::: RECORDS PROVIDED
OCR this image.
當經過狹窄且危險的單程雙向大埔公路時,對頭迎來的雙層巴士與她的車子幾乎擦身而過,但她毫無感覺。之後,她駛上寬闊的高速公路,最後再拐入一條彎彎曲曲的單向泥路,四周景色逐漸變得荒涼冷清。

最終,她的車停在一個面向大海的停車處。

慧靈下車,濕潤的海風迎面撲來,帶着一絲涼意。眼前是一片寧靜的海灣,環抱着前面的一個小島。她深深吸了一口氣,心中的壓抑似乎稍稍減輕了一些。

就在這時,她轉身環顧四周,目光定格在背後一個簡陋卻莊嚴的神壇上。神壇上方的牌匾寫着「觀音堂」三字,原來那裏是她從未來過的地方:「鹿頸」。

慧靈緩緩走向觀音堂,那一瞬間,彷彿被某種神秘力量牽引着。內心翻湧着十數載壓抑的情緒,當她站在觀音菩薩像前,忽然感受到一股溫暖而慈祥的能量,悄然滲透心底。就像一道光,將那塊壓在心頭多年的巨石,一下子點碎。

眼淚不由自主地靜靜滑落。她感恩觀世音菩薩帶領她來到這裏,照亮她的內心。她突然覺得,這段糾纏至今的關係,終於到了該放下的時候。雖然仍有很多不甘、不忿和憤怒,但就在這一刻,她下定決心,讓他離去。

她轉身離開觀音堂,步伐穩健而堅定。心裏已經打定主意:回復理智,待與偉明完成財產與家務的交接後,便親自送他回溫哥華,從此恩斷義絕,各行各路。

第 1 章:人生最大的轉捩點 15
::::::
::: RECORDS PROVIDED
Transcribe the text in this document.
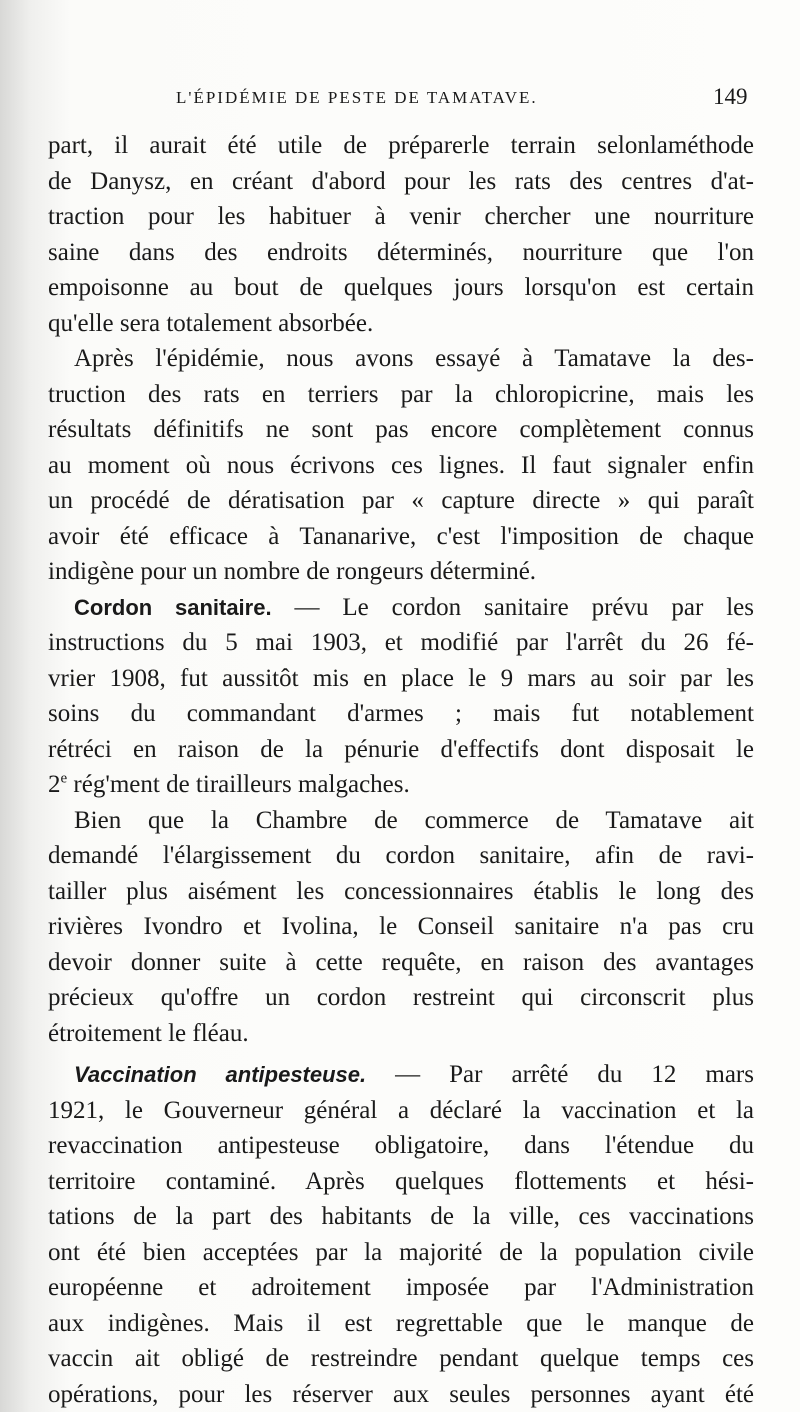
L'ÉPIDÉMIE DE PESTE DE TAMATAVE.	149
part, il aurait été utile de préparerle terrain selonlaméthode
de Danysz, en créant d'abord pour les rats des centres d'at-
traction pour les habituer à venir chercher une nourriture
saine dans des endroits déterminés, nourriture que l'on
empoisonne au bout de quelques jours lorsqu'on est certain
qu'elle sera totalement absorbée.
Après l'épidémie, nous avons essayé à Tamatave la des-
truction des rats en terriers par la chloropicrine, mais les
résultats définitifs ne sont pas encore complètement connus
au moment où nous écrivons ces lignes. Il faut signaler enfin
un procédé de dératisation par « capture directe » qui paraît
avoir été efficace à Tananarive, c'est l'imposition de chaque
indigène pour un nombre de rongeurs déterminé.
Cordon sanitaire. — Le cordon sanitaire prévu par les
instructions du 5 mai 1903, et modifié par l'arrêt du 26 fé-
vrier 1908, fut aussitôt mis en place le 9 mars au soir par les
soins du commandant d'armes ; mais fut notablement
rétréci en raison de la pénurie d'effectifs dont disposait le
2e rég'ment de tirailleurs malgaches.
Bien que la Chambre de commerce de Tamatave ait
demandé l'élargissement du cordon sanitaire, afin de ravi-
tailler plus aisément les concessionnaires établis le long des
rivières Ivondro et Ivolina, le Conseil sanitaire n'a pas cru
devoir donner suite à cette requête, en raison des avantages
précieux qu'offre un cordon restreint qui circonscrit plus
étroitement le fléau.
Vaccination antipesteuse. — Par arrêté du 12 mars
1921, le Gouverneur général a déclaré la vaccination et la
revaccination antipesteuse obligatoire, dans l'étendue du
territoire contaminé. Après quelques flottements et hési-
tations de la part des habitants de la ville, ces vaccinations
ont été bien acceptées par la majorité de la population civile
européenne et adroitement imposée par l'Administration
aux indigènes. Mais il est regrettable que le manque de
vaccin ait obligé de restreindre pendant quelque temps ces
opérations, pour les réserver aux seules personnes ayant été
::::::
Return each line of the data that contains the string "pour".

#### TASK SOLUTION:
de Danysz, en créant d'abord pour les rats des centres d'at-
traction pour les habituer à venir chercher une nourriture
indigène pour un nombre de rongeurs déterminé.
opérations, pour les réserver aux seules personnes ayant été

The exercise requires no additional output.